REQUIREMENTS: Filter the entries that follow, copying every line in which the word "ικανότητα" appears.

GIVEN INFORMATION:
<<<<

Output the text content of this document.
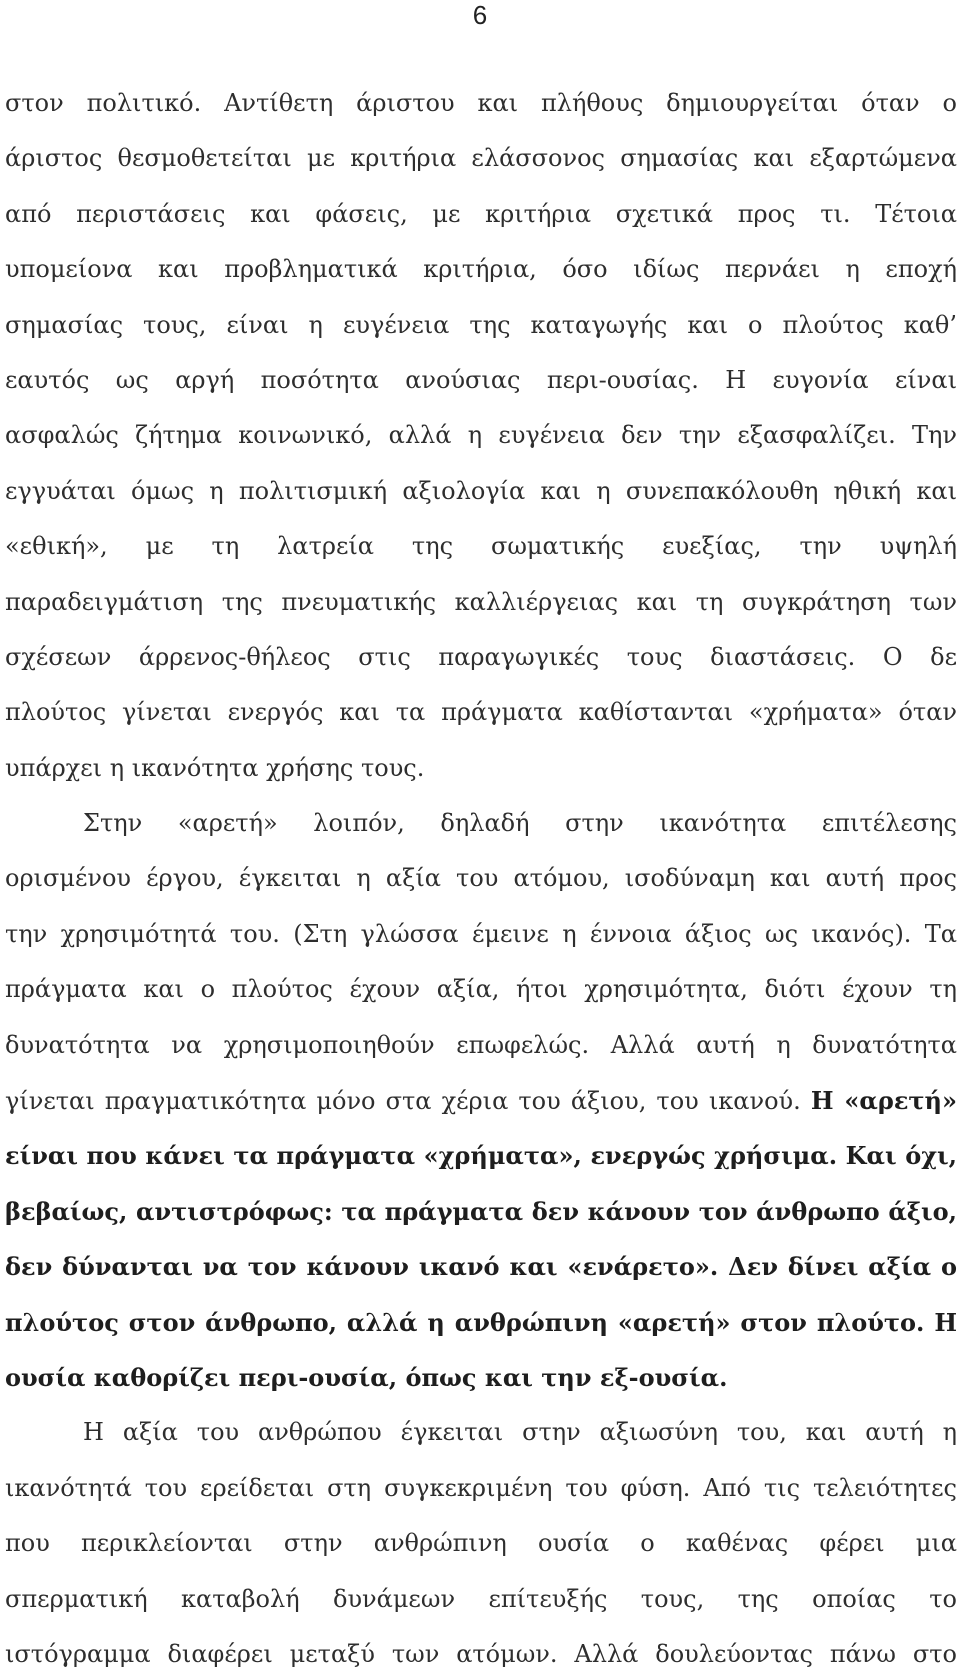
6
στον πολιτικό. Αντίθετη άριστου και πλήθους δημιουργείται όταν ο
άριστος θεσμοθετείται με κριτήρια ελάσσονος σημασίας και εξαρτώμενα
από περιστάσεις και φάσεις, με κριτήρια σχετικά προς τι. Τέτοια
υπομείονα και προβληματικά κριτήρια, όσο ιδίως περνάει η εποχή
σημασίας τους, είναι η ευγένεια της καταγωγής και ο πλούτος καθ’
εαυτός ως αργή ποσότητα ανούσιας περι-ουσίας. Η ευγονία είναι
ασφαλώς ζήτημα κοινωνικό, αλλά η ευγένεια δεν την εξασφαλίζει. Την
εγγυάται όμως η πολιτισμική αξιολογία και η συνεπακόλουθη ηθική και
«εθική», με τη λατρεία της σωματικής ευεξίας, την υψηλή
παραδειγμάτιση της πνευματικής καλλιέργειας και τη συγκράτηση των
σχέσεων άρρενος-θήλεος στις παραγωγικές τους διαστάσεις. Ο δε
πλούτος γίνεται ενεργός και τα πράγματα καθίστανται «χρήματα» όταν
υπάρχει η ικανότητα χρήσης τους.
Στην «αρετή» λοιπόν, δηλαδή στην ικανότητα επιτέλεσης
ορισμένου έργου, έγκειται η αξία του ατόμου, ισοδύναμη και αυτή προς
την χρησιμότητά του. (Στη γλώσσα έμεινε η έννοια άξιος ως ικανός). Τα
πράγματα και ο πλούτος έχουν αξία, ήτοι χρησιμότητα, διότι έχουν τη
δυνατότητα να χρησιμοποιηθούν επωφελώς. Αλλά αυτή η δυνατότητα
γίνεται πραγματικότητα μόνο στα χέρια του άξιου, του ικανού. Η «αρετή»
είναι που κάνει τα πράγματα «χρήματα», ενεργώς χρήσιμα. Και όχι,
βεβαίως, αντιστρόφως: τα πράγματα δεν κάνουν τον άνθρωπο άξιο,
δεν δύνανται να τον κάνουν ικανό και «ενάρετο». Δεν δίνει αξία ο
πλούτος στον άνθρωπο, αλλά η ανθρώπινη «αρετή» στον πλούτο. Η
ουσία καθορίζει περι-ουσία, όπως και την εξ-ουσία.
Η αξία του ανθρώπου έγκειται στην αξιωσύνη του, και αυτή η
ικανότητά του ερείδεται στη συγκεκριμένη του φύση. Από τις τελειότητες
που περικλείονται στην ανθρώπινη ουσία ο καθένας φέρει μια
σπερματική καταβολή δυνάμεων επίτευξής τους, της οποίας το
ιστόγραμμα διαφέρει μεταξύ των ατόμων. Αλλά δουλεύοντας πάνω στο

>>>>

THE SOLUTION:
υπάρχει η ικανότητα χρήσης τους.
Στην «αρετή» λοιπόν, δηλαδή στην ικανότητα επιτέλεσης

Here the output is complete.